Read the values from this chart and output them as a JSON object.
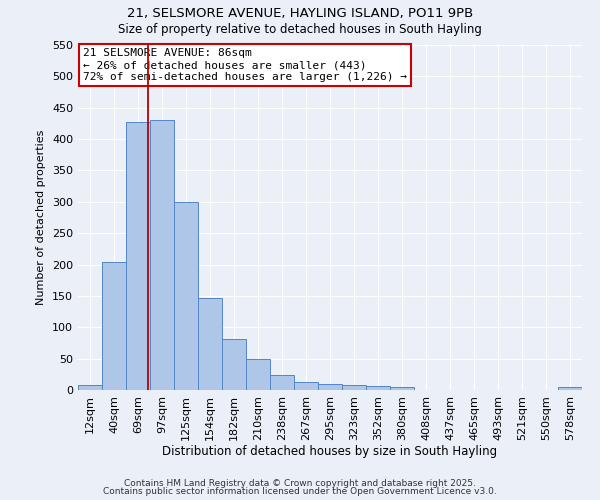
{
  "title1": "21, SELSMORE AVENUE, HAYLING ISLAND, PO11 9PB",
  "title2": "Size of property relative to detached houses in South Hayling",
  "xlabel": "Distribution of detached houses by size in South Hayling",
  "ylabel": "Number of detached properties",
  "categories": [
    "12sqm",
    "40sqm",
    "69sqm",
    "97sqm",
    "125sqm",
    "154sqm",
    "182sqm",
    "210sqm",
    "238sqm",
    "267sqm",
    "295sqm",
    "323sqm",
    "352sqm",
    "380sqm",
    "408sqm",
    "437sqm",
    "465sqm",
    "493sqm",
    "521sqm",
    "550sqm",
    "578sqm"
  ],
  "values": [
    8,
    204,
    428,
    430,
    300,
    147,
    81,
    50,
    24,
    12,
    10,
    8,
    6,
    5,
    0,
    0,
    0,
    0,
    0,
    0,
    5
  ],
  "bar_color": "#aec6e8",
  "bar_edge_color": "#5585c5",
  "background_color": "#eaeff8",
  "grid_color": "#ffffff",
  "annotation_text": "21 SELSMORE AVENUE: 86sqm\n← 26% of detached houses are smaller (443)\n72% of semi-detached houses are larger (1,226) →",
  "annotation_box_color": "#ffffff",
  "annotation_box_edge": "#cc0000",
  "red_line_index": 2,
  "ylim": [
    0,
    550
  ],
  "yticks": [
    0,
    50,
    100,
    150,
    200,
    250,
    300,
    350,
    400,
    450,
    500,
    550
  ],
  "footer1": "Contains HM Land Registry data © Crown copyright and database right 2025.",
  "footer2": "Contains public sector information licensed under the Open Government Licence v3.0."
}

####

Take the data above and repeat it exactly, leaving each picture out.

Output below ::
Read the values from this chart and output them as a JSON object.
{
  "title1": "21, SELSMORE AVENUE, HAYLING ISLAND, PO11 9PB",
  "title2": "Size of property relative to detached houses in South Hayling",
  "xlabel": "Distribution of detached houses by size in South Hayling",
  "ylabel": "Number of detached properties",
  "categories": [
    "12sqm",
    "40sqm",
    "69sqm",
    "97sqm",
    "125sqm",
    "154sqm",
    "182sqm",
    "210sqm",
    "238sqm",
    "267sqm",
    "295sqm",
    "323sqm",
    "352sqm",
    "380sqm",
    "408sqm",
    "437sqm",
    "465sqm",
    "493sqm",
    "521sqm",
    "550sqm",
    "578sqm"
  ],
  "values": [
    8,
    204,
    428,
    430,
    300,
    147,
    81,
    50,
    24,
    12,
    10,
    8,
    6,
    5,
    0,
    0,
    0,
    0,
    0,
    0,
    5
  ],
  "bar_color": "#aec6e8",
  "bar_edge_color": "#5585c5",
  "background_color": "#eaeff8",
  "grid_color": "#ffffff",
  "annotation_text": "21 SELSMORE AVENUE: 86sqm\n← 26% of detached houses are smaller (443)\n72% of semi-detached houses are larger (1,226) →",
  "annotation_box_color": "#ffffff",
  "annotation_box_edge": "#cc0000",
  "red_line_index": 2,
  "ylim": [
    0,
    550
  ],
  "yticks": [
    0,
    50,
    100,
    150,
    200,
    250,
    300,
    350,
    400,
    450,
    500,
    550
  ],
  "footer1": "Contains HM Land Registry data © Crown copyright and database right 2025.",
  "footer2": "Contains public sector information licensed under the Open Government Licence v3.0."
}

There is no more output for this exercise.